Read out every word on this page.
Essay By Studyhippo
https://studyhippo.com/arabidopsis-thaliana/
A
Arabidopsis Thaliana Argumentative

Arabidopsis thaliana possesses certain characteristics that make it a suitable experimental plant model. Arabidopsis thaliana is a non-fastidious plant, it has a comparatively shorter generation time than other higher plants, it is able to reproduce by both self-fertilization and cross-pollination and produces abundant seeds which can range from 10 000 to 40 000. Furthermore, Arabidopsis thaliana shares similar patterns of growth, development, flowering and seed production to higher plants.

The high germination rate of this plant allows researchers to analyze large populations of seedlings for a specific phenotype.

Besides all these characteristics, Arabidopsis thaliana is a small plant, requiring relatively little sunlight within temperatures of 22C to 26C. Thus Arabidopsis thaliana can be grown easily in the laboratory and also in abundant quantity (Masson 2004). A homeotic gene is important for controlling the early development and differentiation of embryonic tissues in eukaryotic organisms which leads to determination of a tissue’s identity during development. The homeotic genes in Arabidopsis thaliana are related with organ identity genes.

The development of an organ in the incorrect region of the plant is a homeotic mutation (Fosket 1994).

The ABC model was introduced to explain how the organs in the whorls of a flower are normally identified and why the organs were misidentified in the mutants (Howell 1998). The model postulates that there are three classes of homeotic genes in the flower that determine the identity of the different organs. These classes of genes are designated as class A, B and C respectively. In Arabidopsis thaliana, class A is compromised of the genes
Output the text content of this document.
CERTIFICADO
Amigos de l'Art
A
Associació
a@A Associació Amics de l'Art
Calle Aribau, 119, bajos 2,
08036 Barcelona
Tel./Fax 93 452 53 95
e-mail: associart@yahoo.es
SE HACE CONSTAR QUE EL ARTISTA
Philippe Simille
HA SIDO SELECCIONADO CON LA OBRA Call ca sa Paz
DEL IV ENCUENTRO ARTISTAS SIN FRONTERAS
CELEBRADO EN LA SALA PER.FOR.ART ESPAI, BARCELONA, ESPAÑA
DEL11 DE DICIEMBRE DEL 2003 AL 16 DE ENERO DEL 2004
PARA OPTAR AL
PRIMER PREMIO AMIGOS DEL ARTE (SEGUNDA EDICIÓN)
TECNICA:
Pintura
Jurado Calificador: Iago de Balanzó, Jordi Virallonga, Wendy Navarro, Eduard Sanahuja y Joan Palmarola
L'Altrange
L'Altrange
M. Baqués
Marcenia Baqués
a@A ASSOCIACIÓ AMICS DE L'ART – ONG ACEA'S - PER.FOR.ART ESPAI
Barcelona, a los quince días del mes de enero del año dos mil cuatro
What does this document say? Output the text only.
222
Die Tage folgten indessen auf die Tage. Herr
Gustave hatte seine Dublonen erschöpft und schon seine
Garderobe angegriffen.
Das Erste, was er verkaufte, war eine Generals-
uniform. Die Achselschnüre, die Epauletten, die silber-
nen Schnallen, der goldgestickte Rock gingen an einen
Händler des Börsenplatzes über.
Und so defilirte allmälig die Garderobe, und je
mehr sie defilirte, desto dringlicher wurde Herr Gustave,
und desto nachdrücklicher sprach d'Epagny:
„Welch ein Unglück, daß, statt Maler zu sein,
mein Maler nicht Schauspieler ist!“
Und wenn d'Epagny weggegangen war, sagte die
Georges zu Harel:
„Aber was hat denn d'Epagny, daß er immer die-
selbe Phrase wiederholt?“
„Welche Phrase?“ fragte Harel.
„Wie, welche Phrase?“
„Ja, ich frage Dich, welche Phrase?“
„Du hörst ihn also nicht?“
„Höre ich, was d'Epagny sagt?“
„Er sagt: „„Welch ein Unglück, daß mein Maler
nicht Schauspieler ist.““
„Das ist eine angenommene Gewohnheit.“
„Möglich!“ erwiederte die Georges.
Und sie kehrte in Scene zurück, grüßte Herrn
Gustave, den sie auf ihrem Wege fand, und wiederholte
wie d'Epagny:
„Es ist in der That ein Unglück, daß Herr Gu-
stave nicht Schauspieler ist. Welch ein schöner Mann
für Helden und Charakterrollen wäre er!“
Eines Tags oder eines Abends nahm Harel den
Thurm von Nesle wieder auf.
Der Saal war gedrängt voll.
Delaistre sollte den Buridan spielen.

================================

■ Requirement
Pull every line containing the word "text" out of the material.

■ Your solution
Output the text content of this document.
What does this document say? Output the text only.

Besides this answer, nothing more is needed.